Copy every line in which the string "style" occurs.

--- START ---

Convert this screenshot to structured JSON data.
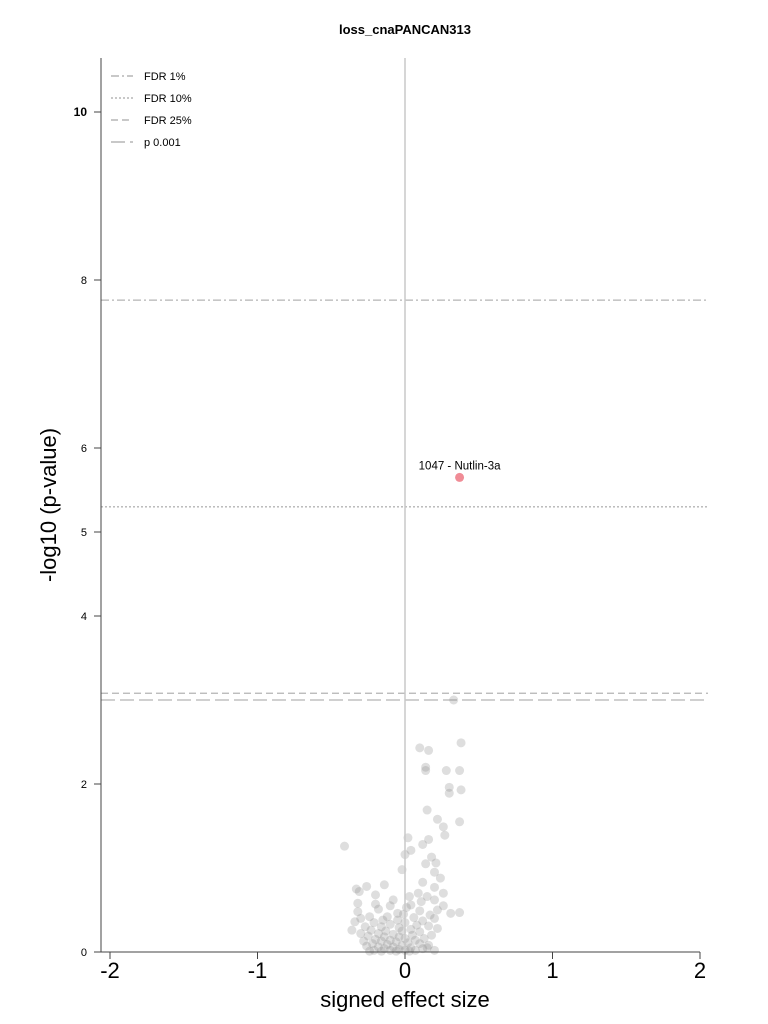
{
  "chart_data": {
    "type": "scatter",
    "title": "loss_cnaPANCAN313",
    "xlabel": "signed effect size",
    "ylabel": "-log10 (p-value)",
    "xlim": [
      -2,
      2
    ],
    "ylim": [
      0,
      10.6
    ],
    "x_ticks": [
      -2,
      -1,
      0,
      1,
      2
    ],
    "y_ticks": [
      0,
      2,
      4,
      5,
      6,
      8,
      10
    ],
    "grid": false,
    "legend_position": "top-left",
    "thresholds": [
      {
        "name": "FDR 1%",
        "y": 7.76,
        "style": "dashdot"
      },
      {
        "name": "FDR 10%",
        "y": 5.3,
        "style": "dotted"
      },
      {
        "name": "FDR 25%",
        "y": 3.08,
        "style": "dashed"
      },
      {
        "name": "p 0.001",
        "y": 3.0,
        "style": "longdash"
      }
    ],
    "highlight": {
      "label": "1047 - Nutlin-3a",
      "x": 0.37,
      "y": 5.65,
      "color": "#f08c96"
    },
    "points_color": "#888888",
    "points": [
      [
        0.33,
        3.0
      ],
      [
        0.38,
        2.49
      ],
      [
        0.1,
        2.43
      ],
      [
        0.16,
        2.4
      ],
      [
        0.14,
        2.2
      ],
      [
        0.14,
        2.16
      ],
      [
        0.28,
        2.16
      ],
      [
        0.37,
        2.16
      ],
      [
        0.3,
        1.96
      ],
      [
        0.3,
        1.89
      ],
      [
        0.38,
        1.93
      ],
      [
        0.15,
        1.69
      ],
      [
        0.22,
        1.58
      ],
      [
        0.37,
        1.55
      ],
      [
        0.26,
        1.49
      ],
      [
        0.27,
        1.39
      ],
      [
        0.02,
        1.36
      ],
      [
        0.16,
        1.34
      ],
      [
        0.12,
        1.28
      ],
      [
        -0.41,
        1.26
      ],
      [
        0.04,
        1.21
      ],
      [
        0.0,
        1.16
      ],
      [
        0.18,
        1.13
      ],
      [
        0.21,
        1.06
      ],
      [
        0.14,
        1.05
      ],
      [
        -0.02,
        0.98
      ],
      [
        0.2,
        0.95
      ],
      [
        0.24,
        0.88
      ],
      [
        0.12,
        0.83
      ],
      [
        -0.14,
        0.8
      ],
      [
        -0.26,
        0.78
      ],
      [
        0.2,
        0.77
      ],
      [
        -0.33,
        0.75
      ],
      [
        -0.31,
        0.72
      ],
      [
        0.09,
        0.7
      ],
      [
        0.26,
        0.7
      ],
      [
        -0.2,
        0.68
      ],
      [
        0.03,
        0.66
      ],
      [
        0.15,
        0.66
      ],
      [
        -0.08,
        0.62
      ],
      [
        0.2,
        0.62
      ],
      [
        0.11,
        0.6
      ],
      [
        -0.32,
        0.58
      ],
      [
        -0.2,
        0.57
      ],
      [
        0.04,
        0.56
      ],
      [
        -0.1,
        0.55
      ],
      [
        0.26,
        0.55
      ],
      [
        0.01,
        0.53
      ],
      [
        -0.18,
        0.51
      ],
      [
        0.22,
        0.5
      ],
      [
        0.1,
        0.49
      ],
      [
        -0.32,
        0.48
      ],
      [
        0.37,
        0.47
      ],
      [
        0.31,
        0.46
      ],
      [
        -0.05,
        0.46
      ],
      [
        -0.01,
        0.45
      ],
      [
        0.17,
        0.44
      ],
      [
        -0.24,
        0.42
      ],
      [
        -0.12,
        0.42
      ],
      [
        0.06,
        0.41
      ],
      [
        -0.3,
        0.4
      ],
      [
        0.2,
        0.4
      ],
      [
        -0.15,
        0.38
      ],
      [
        -0.05,
        0.38
      ],
      [
        0.12,
        0.37
      ],
      [
        -0.34,
        0.36
      ],
      [
        -0.21,
        0.35
      ],
      [
        0.0,
        0.35
      ],
      [
        -0.1,
        0.33
      ],
      [
        0.08,
        0.32
      ],
      [
        0.16,
        0.31
      ],
      [
        -0.27,
        0.3
      ],
      [
        -0.16,
        0.3
      ],
      [
        -0.04,
        0.29
      ],
      [
        0.22,
        0.28
      ],
      [
        0.04,
        0.27
      ],
      [
        -0.36,
        0.26
      ],
      [
        -0.23,
        0.26
      ],
      [
        -0.13,
        0.25
      ],
      [
        -0.02,
        0.25
      ],
      [
        0.1,
        0.24
      ],
      [
        -0.3,
        0.22
      ],
      [
        -0.18,
        0.22
      ],
      [
        -0.08,
        0.21
      ],
      [
        0.05,
        0.2
      ],
      [
        0.18,
        0.2
      ],
      [
        -0.25,
        0.19
      ],
      [
        -0.14,
        0.18
      ],
      [
        -0.04,
        0.18
      ],
      [
        0.0,
        0.16
      ],
      [
        0.13,
        0.16
      ],
      [
        -0.2,
        0.15
      ],
      [
        -0.1,
        0.14
      ],
      [
        0.07,
        0.14
      ],
      [
        -0.28,
        0.13
      ],
      [
        -0.16,
        0.13
      ],
      [
        -0.06,
        0.12
      ],
      [
        0.02,
        0.11
      ],
      [
        0.1,
        0.1
      ],
      [
        -0.22,
        0.1
      ],
      [
        -0.12,
        0.09
      ],
      [
        -0.02,
        0.08
      ],
      [
        0.16,
        0.08
      ],
      [
        -0.26,
        0.07
      ],
      [
        -0.18,
        0.06
      ],
      [
        -0.08,
        0.06
      ],
      [
        0.04,
        0.05
      ],
      [
        0.12,
        0.04
      ],
      [
        -0.14,
        0.04
      ],
      [
        -0.04,
        0.03
      ],
      [
        -0.21,
        0.02
      ],
      [
        -0.1,
        0.02
      ],
      [
        0.0,
        0.02
      ],
      [
        0.07,
        0.02
      ],
      [
        0.2,
        0.02
      ],
      [
        -0.16,
        0.01
      ],
      [
        -0.06,
        0.01
      ],
      [
        0.03,
        0.01
      ],
      [
        -0.24,
        0.01
      ],
      [
        0.15,
        0.05
      ]
    ]
  }
}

--- END ---

■ **SOLUTION**
        "style": "dashdot"
        "style": "dotted"
        "style": "dashed"
        "style": "longdash"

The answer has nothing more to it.